Write out every line of the items below as a numbered list, skipping any blank lines. Leave the pictures out of your answer.

▸ Record set:

------------------------------------

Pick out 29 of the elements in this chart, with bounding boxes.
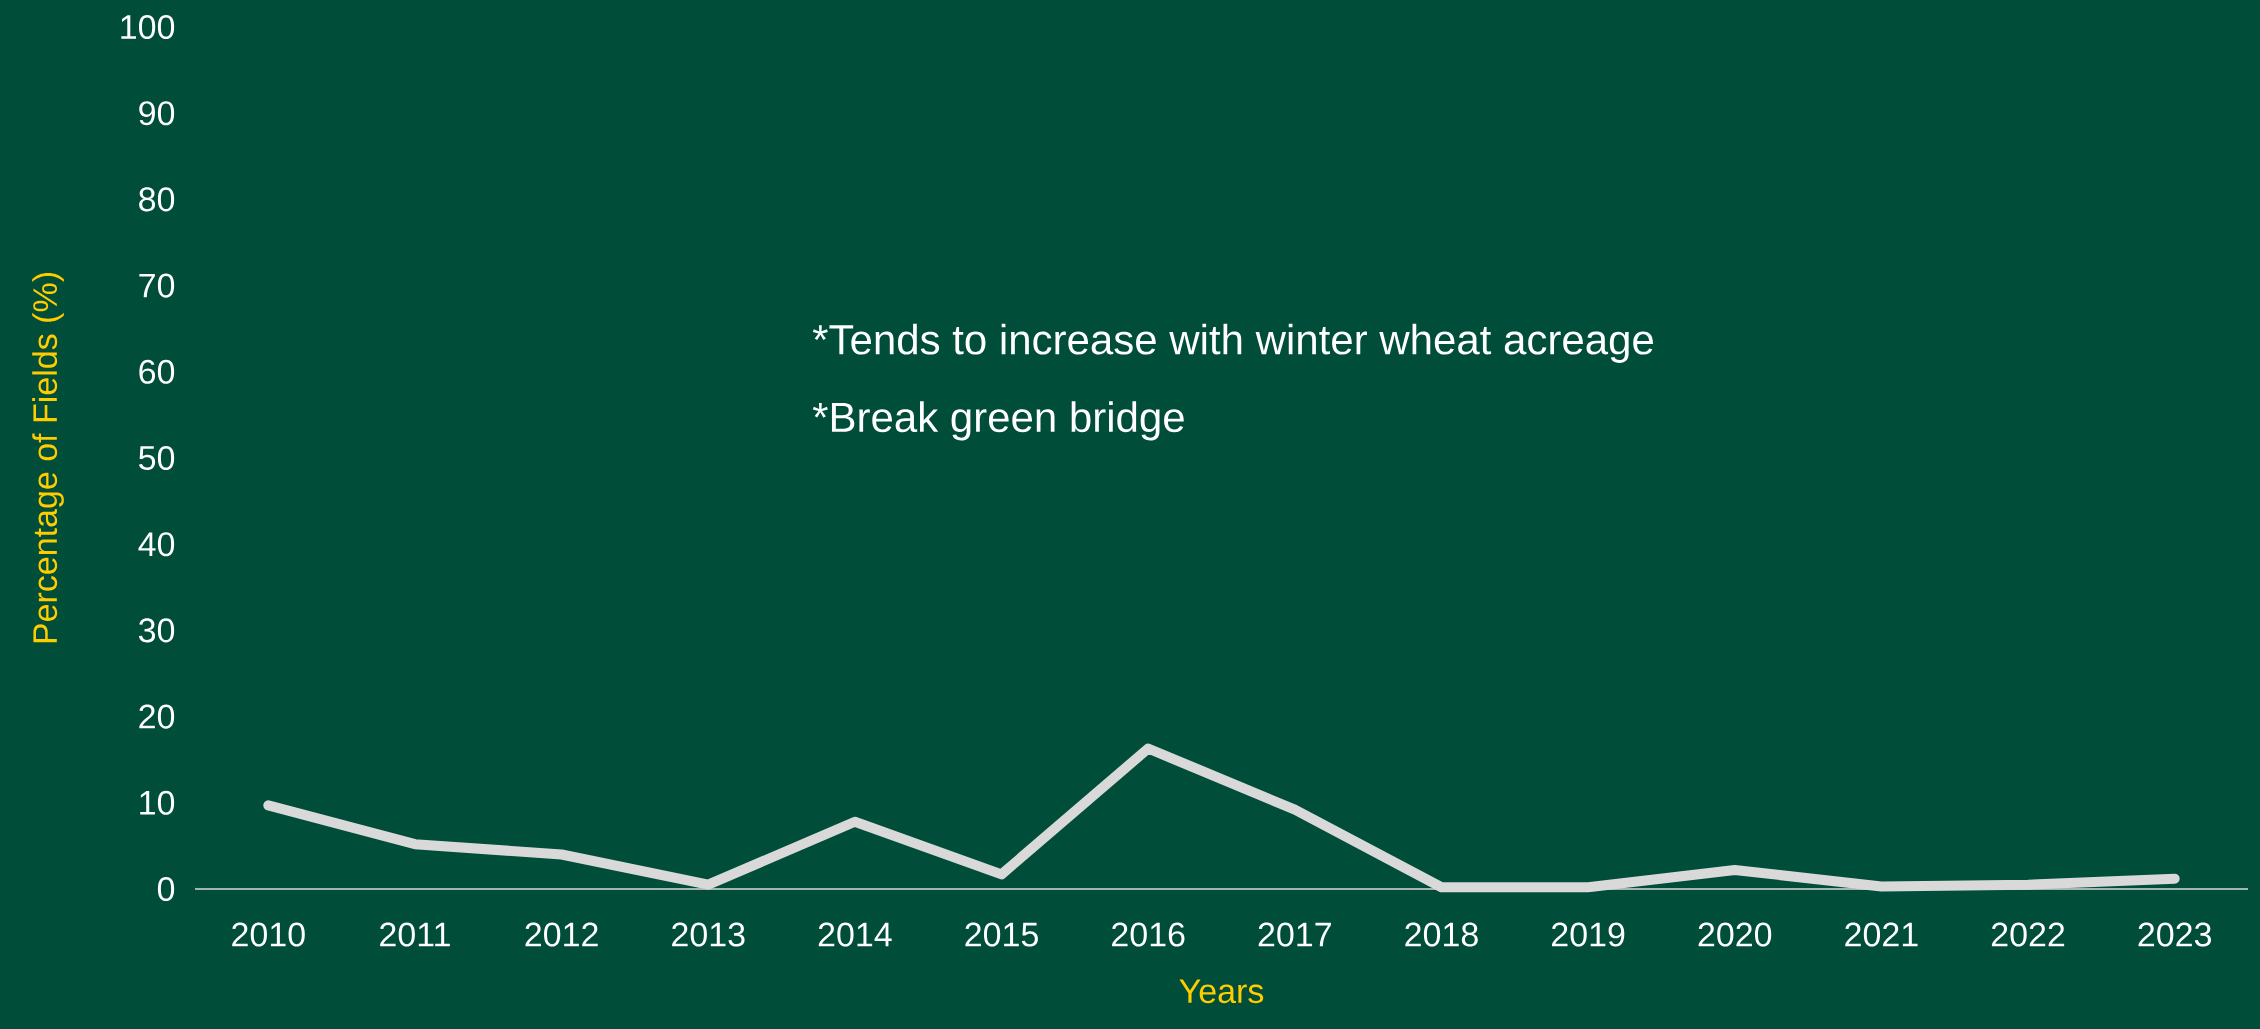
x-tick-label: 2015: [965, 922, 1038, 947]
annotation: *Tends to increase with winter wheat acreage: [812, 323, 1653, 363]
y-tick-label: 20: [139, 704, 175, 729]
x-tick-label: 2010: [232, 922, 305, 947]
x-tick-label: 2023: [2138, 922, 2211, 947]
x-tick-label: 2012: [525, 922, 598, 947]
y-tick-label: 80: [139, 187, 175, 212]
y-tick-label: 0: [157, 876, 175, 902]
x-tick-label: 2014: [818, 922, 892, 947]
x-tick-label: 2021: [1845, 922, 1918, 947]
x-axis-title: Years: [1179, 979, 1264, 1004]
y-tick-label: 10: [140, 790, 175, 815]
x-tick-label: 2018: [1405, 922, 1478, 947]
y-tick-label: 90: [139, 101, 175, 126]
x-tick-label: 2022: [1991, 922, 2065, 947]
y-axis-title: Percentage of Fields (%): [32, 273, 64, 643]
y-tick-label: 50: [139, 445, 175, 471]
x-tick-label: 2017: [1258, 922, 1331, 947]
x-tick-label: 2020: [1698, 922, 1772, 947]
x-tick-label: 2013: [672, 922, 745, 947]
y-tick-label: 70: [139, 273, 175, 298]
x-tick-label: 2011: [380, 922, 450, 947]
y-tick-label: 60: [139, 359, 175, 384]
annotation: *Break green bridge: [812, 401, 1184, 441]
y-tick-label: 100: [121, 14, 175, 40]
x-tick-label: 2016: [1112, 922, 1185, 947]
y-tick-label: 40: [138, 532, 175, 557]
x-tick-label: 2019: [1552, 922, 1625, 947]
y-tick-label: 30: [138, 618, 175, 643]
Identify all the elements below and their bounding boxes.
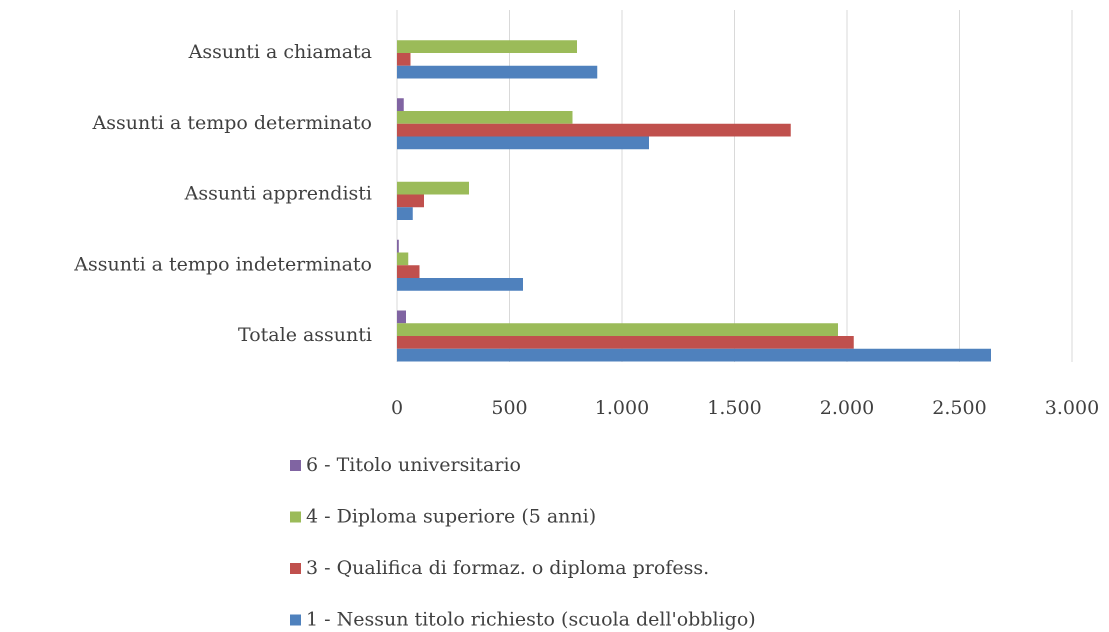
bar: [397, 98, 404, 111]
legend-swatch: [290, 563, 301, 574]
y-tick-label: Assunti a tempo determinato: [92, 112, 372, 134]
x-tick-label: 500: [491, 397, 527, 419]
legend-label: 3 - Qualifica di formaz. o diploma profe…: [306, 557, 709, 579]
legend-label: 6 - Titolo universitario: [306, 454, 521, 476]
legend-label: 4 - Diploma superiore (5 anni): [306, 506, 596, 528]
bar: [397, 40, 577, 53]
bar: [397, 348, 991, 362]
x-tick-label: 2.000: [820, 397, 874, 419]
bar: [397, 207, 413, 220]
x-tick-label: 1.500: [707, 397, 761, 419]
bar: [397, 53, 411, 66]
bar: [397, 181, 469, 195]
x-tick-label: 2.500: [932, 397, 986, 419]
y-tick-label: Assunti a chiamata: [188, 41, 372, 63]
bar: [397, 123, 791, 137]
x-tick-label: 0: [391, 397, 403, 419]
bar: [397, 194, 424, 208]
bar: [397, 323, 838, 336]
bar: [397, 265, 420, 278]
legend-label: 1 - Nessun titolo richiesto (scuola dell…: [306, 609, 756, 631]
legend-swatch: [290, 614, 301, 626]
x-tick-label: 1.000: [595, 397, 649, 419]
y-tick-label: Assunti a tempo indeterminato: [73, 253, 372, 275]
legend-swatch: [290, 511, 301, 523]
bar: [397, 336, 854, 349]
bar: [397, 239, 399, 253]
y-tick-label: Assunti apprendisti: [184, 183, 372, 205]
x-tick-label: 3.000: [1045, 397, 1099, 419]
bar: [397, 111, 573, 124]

------------------------------------

▸ Task answer:
1. Pick out 29 of the elements in this chart, with bounding boxes.
2. x-tick-label: 2015: [965, 922, 1038, 947]
3. annotation: *Tends to increase with winter wheat acreage: [812, 323, 1653, 363]
4. y-tick-label: 20: [139, 704, 175, 729]
5. x-tick-label: 2010: [232, 922, 305, 947]
6. x-tick-label: 2023: [2138, 922, 2211, 947]
7. x-tick-label: 2012: [525, 922, 598, 947]
8. y-tick-label: 80: [139, 187, 175, 212]
9. y-tick-label: 0: [157, 876, 175, 902]
10. x-tick-label: 2014: [818, 922, 892, 947]
11. x-tick-label: 2021: [1845, 922, 1918, 947]
12. x-axis-title: Years: [1179, 979, 1264, 1004]
13. y-tick-label: 10: [140, 790, 175, 815]
14. x-tick-label: 2018: [1405, 922, 1478, 947]
15. y-tick-label: 90: [139, 101, 175, 126]
16. x-tick-label: 2022: [1991, 922, 2065, 947]
17. y-axis-title: Percentage of Fields (%): [32, 273, 64, 643]
18. y-tick-label: 50: [139, 445, 175, 471]
19. x-tick-label: 2017: [1258, 922, 1331, 947]
20. x-tick-label: 2020: [1698, 922, 1772, 947]
21. x-tick-label: 2013: [672, 922, 745, 947]
22. y-tick-label: 70: [139, 273, 175, 298]
23. x-tick-label: 2011: [380, 922, 450, 947]
24. y-tick-label: 60: [139, 359, 175, 384]
25. annotation: *Break green bridge: [812, 401, 1184, 441]
26. y-tick-label: 100: [121, 14, 175, 40]
27. x-tick-label: 2016: [1112, 922, 1185, 947]
28. y-tick-label: 40: [138, 532, 175, 557]
29. x-tick-label: 2019: [1552, 922, 1625, 947]
30. y-tick-label: 30: [138, 618, 175, 643]
31. Identify all the elements below and their bounding boxes.
32. bar: [397, 98, 404, 111]
33. legend-swatch: [290, 563, 301, 574]
34. y-tick-label: Assunti a tempo determinato: [92, 112, 372, 134]
35. x-tick-label: 500: [491, 397, 527, 419]
36. legend-label: 3 - Qualifica di formaz. o diploma profe…: [306, 557, 709, 579]
37. legend-label: 6 - Titolo universitario: [306, 454, 521, 476]
38. legend-label: 4 - Diploma superiore (5 anni): [306, 506, 596, 528]
39. bar: [397, 40, 577, 53]
40. bar: [397, 348, 991, 362]
41. x-tick-label: 2.000: [820, 397, 874, 419]
42. bar: [397, 207, 413, 220]
43. x-tick-label: 1.500: [707, 397, 761, 419]
44. bar: [397, 53, 411, 66]
45. bar: [397, 181, 469, 195]
46. x-tick-label: 2.500: [932, 397, 986, 419]
47. y-tick-label: Assunti a chiamata: [188, 41, 372, 63]
48. bar: [397, 123, 791, 137]
49. x-tick-label: 0: [391, 397, 403, 419]
50. bar: [397, 194, 424, 208]
51. bar: [397, 323, 838, 336]
52. bar: [397, 265, 420, 278]
53. legend-label: 1 - Nessun titolo richiesto (scuola dell…: [306, 609, 756, 631]
54. legend-swatch: [290, 614, 301, 626]
55. x-tick-label: 1.000: [595, 397, 649, 419]
56. y-tick-label: Assunti a tempo indeterminato: [73, 253, 372, 275]
57. legend-swatch: [290, 511, 301, 523]
58. bar: [397, 336, 854, 349]
59. bar: [397, 239, 399, 253]
60. y-tick-label: Assunti apprendisti: [184, 183, 372, 205]
61. x-tick-label: 3.000: [1045, 397, 1099, 419]
62. bar: [397, 111, 573, 124]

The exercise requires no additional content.